### REQUIREMENTS
Pull out each line of the data that includes the word "Nueva".

-----

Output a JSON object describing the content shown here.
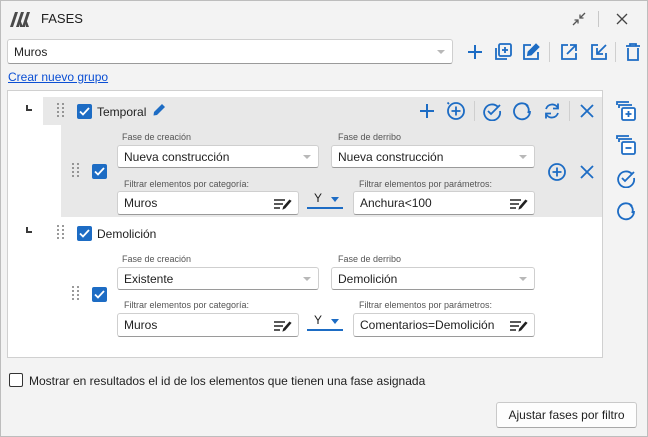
{
  "window": {
    "title": "FASES",
    "icons": {
      "logo": "app-logo-icon",
      "collapse": "collapse-arrows-icon",
      "close": "close-icon"
    }
  },
  "toolbar": {
    "group_select": {
      "value": "Muros"
    },
    "icons": [
      "add-icon",
      "add-copy-icon",
      "edit-icon",
      "export-icon",
      "import-icon",
      "delete-icon"
    ]
  },
  "create_group_link": "Crear nuevo grupo",
  "groups": [
    {
      "name": "Temporal",
      "checked": true,
      "rules": [
        {
          "checked": true,
          "fase_creacion_label": "Fase de creación",
          "fase_creacion_value": "Nueva construcción",
          "fase_derribo_label": "Fase de derribo",
          "fase_derribo_value": "Nueva construcción",
          "categoria_label": "Filtrar elementos por categoría:",
          "categoria_value": "Muros",
          "operator": "Y",
          "parametros_label": "Filtrar elementos por parámetros:",
          "parametros_value": "Anchura<100"
        }
      ]
    },
    {
      "name": "Demolición",
      "checked": true,
      "rules": [
        {
          "checked": true,
          "fase_creacion_label": "Fase de creación",
          "fase_creacion_value": "Existente",
          "fase_derribo_label": "Fase de derribo",
          "fase_derribo_value": "Demolición",
          "categoria_label": "Filtrar elementos por categoría:",
          "categoria_value": "Muros",
          "operator": "Y",
          "parametros_label": "Filtrar elementos por parámetros:",
          "parametros_value": "Comentarios=Demolición"
        }
      ]
    }
  ],
  "footer": {
    "checkbox_label": "Mostrar en resultados el id de los elementos que tienen una fase asignada",
    "checkbox_checked": false,
    "apply_button": "Ajustar fases por filtro"
  },
  "colors": {
    "accent": "#1d6cc4",
    "link": "#0b4fd4",
    "window_bg": "#f3f3f3",
    "group_row_bg": "#e8e8e8"
  }
}
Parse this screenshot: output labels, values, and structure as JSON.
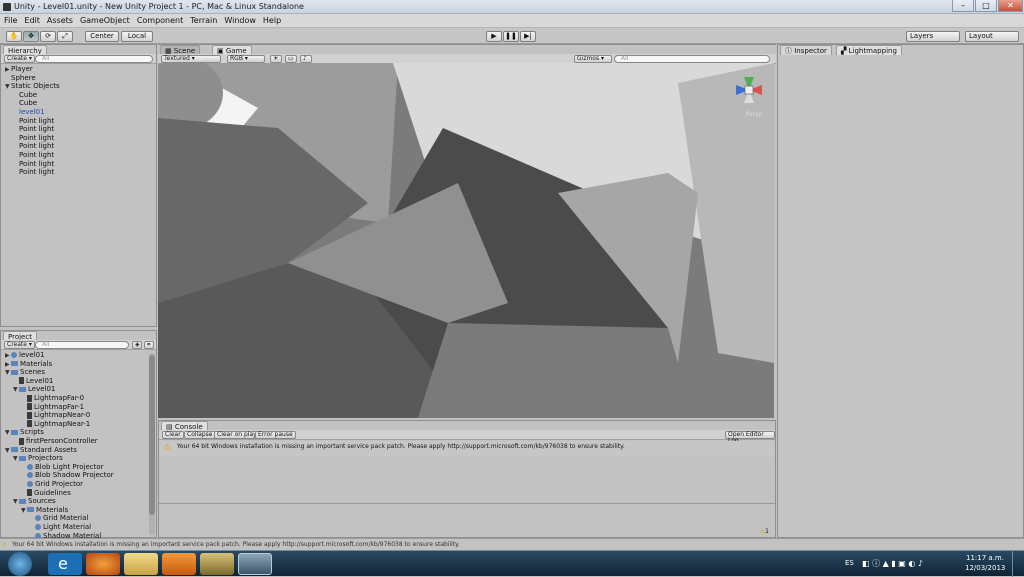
{
  "window": {
    "title": "Unity - Level01.unity - New Unity Project 1 - PC, Mac & Linux Standalone",
    "min": "–",
    "max": "□",
    "close": "✕"
  },
  "menu": [
    "File",
    "Edit",
    "Assets",
    "GameObject",
    "Component",
    "Terrain",
    "Window",
    "Help"
  ],
  "toolbar": {
    "center": "Center",
    "local": "Local",
    "layers": "Layers",
    "layout": "Layout"
  },
  "hierarchy": {
    "tab": "Hierarchy",
    "create": "Create",
    "search": "All",
    "items": [
      {
        "label": "Player",
        "indent": 0,
        "arrow": "▶",
        "sel": false
      },
      {
        "label": "Sphere",
        "indent": 0,
        "arrow": "",
        "sel": false
      },
      {
        "label": "Static Objects",
        "indent": 0,
        "arrow": "▼",
        "sel": false
      },
      {
        "label": "Cube",
        "indent": 1,
        "arrow": "",
        "sel": false
      },
      {
        "label": "Cube",
        "indent": 1,
        "arrow": "",
        "sel": false
      },
      {
        "label": "level01",
        "indent": 1,
        "arrow": "",
        "sel": true
      },
      {
        "label": "Point light",
        "indent": 1,
        "arrow": "",
        "sel": false
      },
      {
        "label": "Point light",
        "indent": 1,
        "arrow": "",
        "sel": false
      },
      {
        "label": "Point light",
        "indent": 1,
        "arrow": "",
        "sel": false
      },
      {
        "label": "Point light",
        "indent": 1,
        "arrow": "",
        "sel": false
      },
      {
        "label": "Point light",
        "indent": 1,
        "arrow": "",
        "sel": false
      },
      {
        "label": "Point light",
        "indent": 1,
        "arrow": "",
        "sel": false
      },
      {
        "label": "Point light",
        "indent": 1,
        "arrow": "",
        "sel": false
      }
    ]
  },
  "project": {
    "tab": "Project",
    "create": "Create",
    "search": "All",
    "items": [
      {
        "label": "level01",
        "indent": 0,
        "arrow": "▶",
        "icon": "ball"
      },
      {
        "label": "Materials",
        "indent": 0,
        "arrow": "▶",
        "icon": "folder"
      },
      {
        "label": "Scenes",
        "indent": 0,
        "arrow": "▼",
        "icon": "folder"
      },
      {
        "label": "Level01",
        "indent": 1,
        "arrow": "",
        "icon": "doc"
      },
      {
        "label": "Level01",
        "indent": 1,
        "arrow": "▼",
        "icon": "folder"
      },
      {
        "label": "LightmapFar-0",
        "indent": 2,
        "arrow": "",
        "icon": "doc"
      },
      {
        "label": "LightmapFar-1",
        "indent": 2,
        "arrow": "",
        "icon": "doc"
      },
      {
        "label": "LightmapNear-0",
        "indent": 2,
        "arrow": "",
        "icon": "doc"
      },
      {
        "label": "LightmapNear-1",
        "indent": 2,
        "arrow": "",
        "icon": "doc"
      },
      {
        "label": "Scripts",
        "indent": 0,
        "arrow": "▼",
        "icon": "folder"
      },
      {
        "label": "firstPersonController",
        "indent": 1,
        "arrow": "",
        "icon": "doc"
      },
      {
        "label": "Standard Assets",
        "indent": 0,
        "arrow": "▼",
        "icon": "folder"
      },
      {
        "label": "Projectors",
        "indent": 1,
        "arrow": "▼",
        "icon": "folder"
      },
      {
        "label": "Blob Light Projector",
        "indent": 2,
        "arrow": "",
        "icon": "ball"
      },
      {
        "label": "Blob Shadow Projector",
        "indent": 2,
        "arrow": "",
        "icon": "ball"
      },
      {
        "label": "Grid Projector",
        "indent": 2,
        "arrow": "",
        "icon": "ball"
      },
      {
        "label": "Guidelines",
        "indent": 2,
        "arrow": "",
        "icon": "doc"
      },
      {
        "label": "Sources",
        "indent": 1,
        "arrow": "▼",
        "icon": "folder"
      },
      {
        "label": "Materials",
        "indent": 2,
        "arrow": "▼",
        "icon": "folder"
      },
      {
        "label": "Grid Material",
        "indent": 3,
        "arrow": "",
        "icon": "ball"
      },
      {
        "label": "Light Material",
        "indent": 3,
        "arrow": "",
        "icon": "ball"
      },
      {
        "label": "Shadow Material",
        "indent": 3,
        "arrow": "",
        "icon": "ball"
      }
    ]
  },
  "scene": {
    "tab": "Scene",
    "game_tab": "Game",
    "shading": "Textured",
    "mode": "RGB",
    "gizmos": "Gizmos",
    "search": "All",
    "persp": "Persp"
  },
  "inspector": {
    "tab": "Inspector",
    "tab2": "Lightmapping"
  },
  "console": {
    "tab": "Console",
    "clear": "Clear",
    "collapse": "Collapse",
    "clear_play": "Clear on play",
    "error_pause": "Error pause",
    "open_log": "Open Editor Log",
    "message": "Your 64 bit Windows installation is missing an important service pack patch. Please apply http://support.microsoft.com/kb/976038 to ensure stability.",
    "count": "1"
  },
  "statusbar": {
    "message": "Your 64 bit Windows installation is missing an important service pack patch. Please apply http://support.microsoft.com/kb/976038 to ensure stability."
  },
  "taskbar": {
    "lang": "ES",
    "time": "11:17 a.m.",
    "date": "12/03/2013"
  }
}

-----

### SOLUTION TO THIS TASK
          "fase_creacion_value": "Nueva construcción",
          "fase_derribo_value": "Nueva construcción",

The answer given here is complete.